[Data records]
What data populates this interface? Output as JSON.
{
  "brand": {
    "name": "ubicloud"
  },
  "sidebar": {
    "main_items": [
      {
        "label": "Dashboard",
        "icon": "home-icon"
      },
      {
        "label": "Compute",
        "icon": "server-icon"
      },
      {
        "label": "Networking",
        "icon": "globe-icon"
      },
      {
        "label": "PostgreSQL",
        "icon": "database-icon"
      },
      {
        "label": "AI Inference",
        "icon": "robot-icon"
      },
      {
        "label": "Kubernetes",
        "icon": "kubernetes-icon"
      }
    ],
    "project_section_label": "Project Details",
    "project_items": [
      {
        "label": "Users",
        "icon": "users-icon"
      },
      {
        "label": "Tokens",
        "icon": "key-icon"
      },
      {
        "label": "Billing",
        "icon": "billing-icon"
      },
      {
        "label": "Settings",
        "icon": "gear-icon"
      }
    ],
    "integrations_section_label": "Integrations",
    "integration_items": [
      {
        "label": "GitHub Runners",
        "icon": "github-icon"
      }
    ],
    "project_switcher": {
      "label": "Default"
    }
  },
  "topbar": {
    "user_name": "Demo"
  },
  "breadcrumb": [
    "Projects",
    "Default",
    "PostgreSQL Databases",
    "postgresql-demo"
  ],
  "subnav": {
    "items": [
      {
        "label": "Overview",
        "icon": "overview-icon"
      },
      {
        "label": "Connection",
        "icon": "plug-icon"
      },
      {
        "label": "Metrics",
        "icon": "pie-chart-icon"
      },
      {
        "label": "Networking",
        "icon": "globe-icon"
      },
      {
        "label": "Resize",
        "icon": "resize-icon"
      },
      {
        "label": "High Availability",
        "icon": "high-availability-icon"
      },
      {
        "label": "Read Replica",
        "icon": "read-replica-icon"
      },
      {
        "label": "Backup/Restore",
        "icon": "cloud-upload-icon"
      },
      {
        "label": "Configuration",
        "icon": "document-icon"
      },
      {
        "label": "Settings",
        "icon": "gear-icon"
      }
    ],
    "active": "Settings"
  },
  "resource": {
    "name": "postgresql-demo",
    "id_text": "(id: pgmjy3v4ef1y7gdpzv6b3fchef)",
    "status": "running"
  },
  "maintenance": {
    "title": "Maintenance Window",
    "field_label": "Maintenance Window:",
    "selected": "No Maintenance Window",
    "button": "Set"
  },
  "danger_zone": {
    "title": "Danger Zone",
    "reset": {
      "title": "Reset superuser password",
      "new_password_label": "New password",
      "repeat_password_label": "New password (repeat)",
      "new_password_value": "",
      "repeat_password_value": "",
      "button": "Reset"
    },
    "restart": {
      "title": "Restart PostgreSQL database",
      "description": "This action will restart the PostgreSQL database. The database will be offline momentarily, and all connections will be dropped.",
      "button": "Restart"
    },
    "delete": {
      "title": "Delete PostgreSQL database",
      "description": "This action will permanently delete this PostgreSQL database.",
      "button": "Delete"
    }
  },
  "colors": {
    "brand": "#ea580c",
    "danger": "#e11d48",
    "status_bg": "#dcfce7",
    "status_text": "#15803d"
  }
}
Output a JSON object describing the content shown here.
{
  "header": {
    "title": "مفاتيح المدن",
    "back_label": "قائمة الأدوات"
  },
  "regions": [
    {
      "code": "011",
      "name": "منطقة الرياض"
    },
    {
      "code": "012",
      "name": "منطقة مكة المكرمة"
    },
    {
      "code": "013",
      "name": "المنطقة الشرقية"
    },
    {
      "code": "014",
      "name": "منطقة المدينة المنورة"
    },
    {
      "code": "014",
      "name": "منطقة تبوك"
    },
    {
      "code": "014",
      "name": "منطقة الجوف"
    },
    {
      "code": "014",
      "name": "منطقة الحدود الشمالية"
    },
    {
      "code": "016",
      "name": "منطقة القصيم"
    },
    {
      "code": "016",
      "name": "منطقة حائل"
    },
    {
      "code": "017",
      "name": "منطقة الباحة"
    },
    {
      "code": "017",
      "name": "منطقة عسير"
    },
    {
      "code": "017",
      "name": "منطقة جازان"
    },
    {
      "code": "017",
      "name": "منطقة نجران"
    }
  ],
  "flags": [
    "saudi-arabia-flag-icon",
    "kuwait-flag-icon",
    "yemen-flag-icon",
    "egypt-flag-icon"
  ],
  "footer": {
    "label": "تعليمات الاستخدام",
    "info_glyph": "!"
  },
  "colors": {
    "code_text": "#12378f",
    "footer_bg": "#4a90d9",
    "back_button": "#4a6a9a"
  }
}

EXERCISE: Using the entries above, please restate each one word for word.

TASK ANSWER:
What data populates this interface? Output as JSON.
{
  "brand": {
    "name": "ubicloud"
  },
  "sidebar": {
    "main_items": [
      {
        "label": "Dashboard",
        "icon": "home-icon"
      },
      {
        "label": "Compute",
        "icon": "server-icon"
      },
      {
        "label": "Networking",
        "icon": "globe-icon"
      },
      {
        "label": "PostgreSQL",
        "icon": "database-icon"
      },
      {
        "label": "AI Inference",
        "icon": "robot-icon"
      },
      {
        "label": "Kubernetes",
        "icon": "kubernetes-icon"
      }
    ],
    "project_section_label": "Project Details",
    "project_items": [
      {
        "label": "Users",
        "icon": "users-icon"
      },
      {
        "label": "Tokens",
        "icon": "key-icon"
      },
      {
        "label": "Billing",
        "icon": "billing-icon"
      },
      {
        "label": "Settings",
        "icon": "gear-icon"
      }
    ],
    "integrations_section_label": "Integrations",
    "integration_items": [
      {
        "label": "GitHub Runners",
        "icon": "github-icon"
      }
    ],
    "project_switcher": {
      "label": "Default"
    }
  },
  "topbar": {
    "user_name": "Demo"
  },
  "breadcrumb": [
    "Projects",
    "Default",
    "PostgreSQL Databases",
    "postgresql-demo"
  ],
  "subnav": {
    "items": [
      {
        "label": "Overview",
        "icon": "overview-icon"
      },
      {
        "label": "Connection",
        "icon": "plug-icon"
      },
      {
        "label": "Metrics",
        "icon": "pie-chart-icon"
      },
      {
        "label": "Networking",
        "icon": "globe-icon"
      },
      {
        "label": "Resize",
        "icon": "resize-icon"
      },
      {
        "label": "High Availability",
        "icon": "high-availability-icon"
      },
      {
        "label": "Read Replica",
        "icon": "read-replica-icon"
      },
      {
        "label": "Backup/Restore",
        "icon": "cloud-upload-icon"
      },
      {
        "label": "Configuration",
        "icon": "document-icon"
      },
      {
        "label": "Settings",
        "icon": "gear-icon"
      }
    ],
    "active": "Settings"
  },
  "resource": {
    "name": "postgresql-demo",
    "id_text": "(id: pgmjy3v4ef1y7gdpzv6b3fchef)",
    "status": "running"
  },
  "maintenance": {
    "title": "Maintenance Window",
    "field_label": "Maintenance Window:",
    "selected": "No Maintenance Window",
    "button": "Set"
  },
  "danger_zone": {
    "title": "Danger Zone",
    "reset": {
      "title": "Reset superuser password",
      "new_password_label": "New password",
      "repeat_password_label": "New password (repeat)",
      "new_password_value": "",
      "repeat_password_value": "",
      "button": "Reset"
    },
    "restart": {
      "title": "Restart PostgreSQL database",
      "description": "This action will restart the PostgreSQL database. The database will be offline momentarily, and all connections will be dropped.",
      "button": "Restart"
    },
    "delete": {
      "title": "Delete PostgreSQL database",
      "description": "This action will permanently delete this PostgreSQL database.",
      "button": "Delete"
    }
  },
  "colors": {
    "brand": "#ea580c",
    "danger": "#e11d48",
    "status_bg": "#dcfce7",
    "status_text": "#15803d"
  }
}
Output a JSON object describing the content shown here.
{
  "header": {
    "title": "مفاتيح المدن",
    "back_label": "قائمة الأدوات"
  },
  "regions": [
    {
      "code": "011",
      "name": "منطقة الرياض"
    },
    {
      "code": "012",
      "name": "منطقة مكة المكرمة"
    },
    {
      "code": "013",
      "name": "المنطقة الشرقية"
    },
    {
      "code": "014",
      "name": "منطقة المدينة المنورة"
    },
    {
      "code": "014",
      "name": "منطقة تبوك"
    },
    {
      "code": "014",
      "name": "منطقة الجوف"
    },
    {
      "code": "014",
      "name": "منطقة الحدود الشمالية"
    },
    {
      "code": "016",
      "name": "منطقة القصيم"
    },
    {
      "code": "016",
      "name": "منطقة حائل"
    },
    {
      "code": "017",
      "name": "منطقة الباحة"
    },
    {
      "code": "017",
      "name": "منطقة عسير"
    },
    {
      "code": "017",
      "name": "منطقة جازان"
    },
    {
      "code": "017",
      "name": "منطقة نجران"
    }
  ],
  "flags": [
    "saudi-arabia-flag-icon",
    "kuwait-flag-icon",
    "yemen-flag-icon",
    "egypt-flag-icon"
  ],
  "footer": {
    "label": "تعليمات الاستخدام",
    "info_glyph": "!"
  },
  "colors": {
    "code_text": "#12378f",
    "footer_bg": "#4a90d9",
    "back_button": "#4a6a9a"
  }
}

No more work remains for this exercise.